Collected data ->
╔══

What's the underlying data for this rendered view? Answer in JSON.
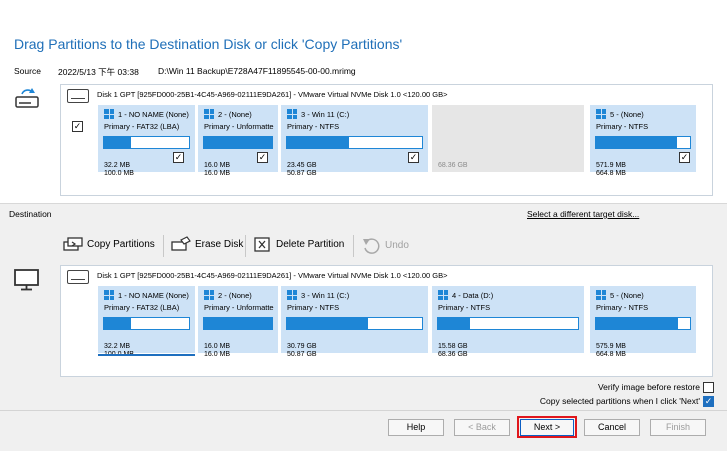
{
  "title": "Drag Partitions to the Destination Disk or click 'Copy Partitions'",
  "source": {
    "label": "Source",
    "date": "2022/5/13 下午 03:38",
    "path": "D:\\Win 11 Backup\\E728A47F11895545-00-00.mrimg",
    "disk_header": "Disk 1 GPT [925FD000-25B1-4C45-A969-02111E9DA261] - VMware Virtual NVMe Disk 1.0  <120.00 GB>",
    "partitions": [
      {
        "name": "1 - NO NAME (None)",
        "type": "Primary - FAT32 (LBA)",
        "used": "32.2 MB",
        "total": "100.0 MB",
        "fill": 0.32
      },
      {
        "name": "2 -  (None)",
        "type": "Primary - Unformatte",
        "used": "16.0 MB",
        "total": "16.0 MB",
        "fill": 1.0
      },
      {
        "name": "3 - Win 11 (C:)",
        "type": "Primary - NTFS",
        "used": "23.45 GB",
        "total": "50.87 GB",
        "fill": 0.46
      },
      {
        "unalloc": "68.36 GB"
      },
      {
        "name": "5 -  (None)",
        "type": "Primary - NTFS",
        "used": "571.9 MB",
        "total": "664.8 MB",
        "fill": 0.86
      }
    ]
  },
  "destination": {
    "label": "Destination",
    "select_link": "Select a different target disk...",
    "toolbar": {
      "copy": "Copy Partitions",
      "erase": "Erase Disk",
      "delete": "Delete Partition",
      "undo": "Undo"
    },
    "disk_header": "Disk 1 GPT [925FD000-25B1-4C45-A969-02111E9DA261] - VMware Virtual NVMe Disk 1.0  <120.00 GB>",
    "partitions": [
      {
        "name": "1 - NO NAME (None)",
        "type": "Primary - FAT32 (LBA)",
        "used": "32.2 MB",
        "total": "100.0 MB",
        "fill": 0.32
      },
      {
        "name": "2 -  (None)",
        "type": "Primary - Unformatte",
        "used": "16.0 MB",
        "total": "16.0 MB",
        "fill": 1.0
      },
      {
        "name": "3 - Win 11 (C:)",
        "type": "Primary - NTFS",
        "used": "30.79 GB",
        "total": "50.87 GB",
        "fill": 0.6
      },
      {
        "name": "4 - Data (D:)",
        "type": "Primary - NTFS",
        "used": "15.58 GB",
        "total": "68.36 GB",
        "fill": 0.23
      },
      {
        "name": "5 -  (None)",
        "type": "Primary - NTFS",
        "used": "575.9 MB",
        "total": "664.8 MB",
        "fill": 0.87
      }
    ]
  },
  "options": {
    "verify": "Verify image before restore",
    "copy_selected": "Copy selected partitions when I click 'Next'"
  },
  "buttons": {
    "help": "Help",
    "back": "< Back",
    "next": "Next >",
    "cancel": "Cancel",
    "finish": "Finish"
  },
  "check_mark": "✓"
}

╚══
╔══

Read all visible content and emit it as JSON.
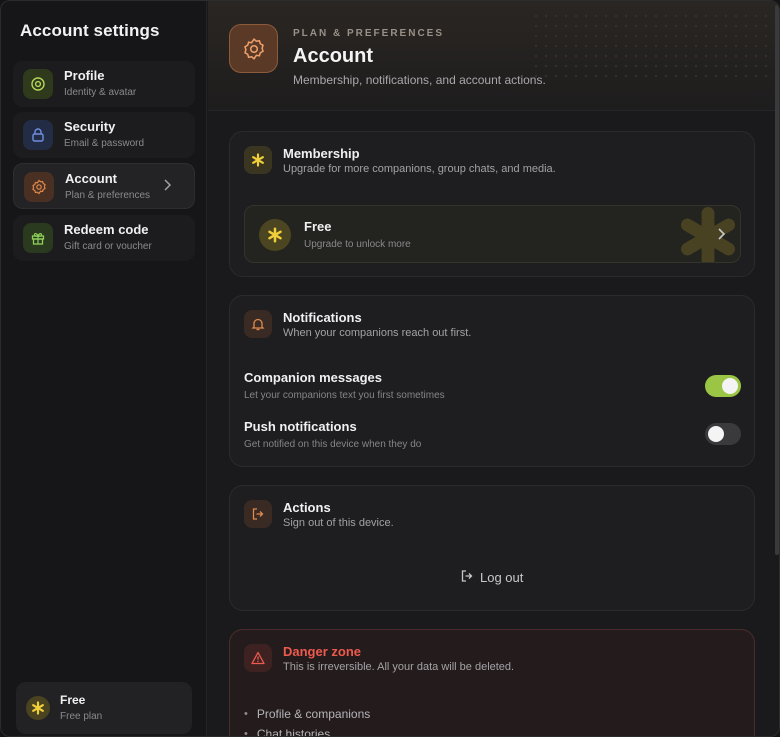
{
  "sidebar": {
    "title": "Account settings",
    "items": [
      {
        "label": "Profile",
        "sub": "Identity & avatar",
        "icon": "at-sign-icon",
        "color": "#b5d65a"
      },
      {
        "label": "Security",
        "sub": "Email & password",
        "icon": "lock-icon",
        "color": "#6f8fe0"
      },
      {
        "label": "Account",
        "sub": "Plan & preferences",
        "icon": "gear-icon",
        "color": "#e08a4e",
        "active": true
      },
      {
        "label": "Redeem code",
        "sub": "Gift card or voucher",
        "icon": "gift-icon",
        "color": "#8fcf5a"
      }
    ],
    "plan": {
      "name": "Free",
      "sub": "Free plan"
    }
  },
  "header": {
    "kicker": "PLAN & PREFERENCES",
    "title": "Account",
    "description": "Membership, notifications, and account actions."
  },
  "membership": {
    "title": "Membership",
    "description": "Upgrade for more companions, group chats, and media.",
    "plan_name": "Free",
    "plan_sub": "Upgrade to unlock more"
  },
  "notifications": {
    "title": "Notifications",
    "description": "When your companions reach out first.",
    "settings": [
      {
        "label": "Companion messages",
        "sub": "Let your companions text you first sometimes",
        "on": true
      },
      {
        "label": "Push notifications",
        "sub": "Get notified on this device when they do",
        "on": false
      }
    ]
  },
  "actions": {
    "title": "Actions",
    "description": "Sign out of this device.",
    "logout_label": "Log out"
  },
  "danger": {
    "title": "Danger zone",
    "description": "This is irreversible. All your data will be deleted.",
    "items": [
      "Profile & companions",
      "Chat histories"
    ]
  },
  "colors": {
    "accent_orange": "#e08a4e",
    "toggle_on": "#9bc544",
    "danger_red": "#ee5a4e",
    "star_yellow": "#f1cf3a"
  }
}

╚══

Task instructions ->
Check each line of the records for the word "more" and extract those that contain it.

Full response ->
    "description": "Upgrade for more companions, group chats, and media.",
    "plan_sub": "Upgrade to unlock more"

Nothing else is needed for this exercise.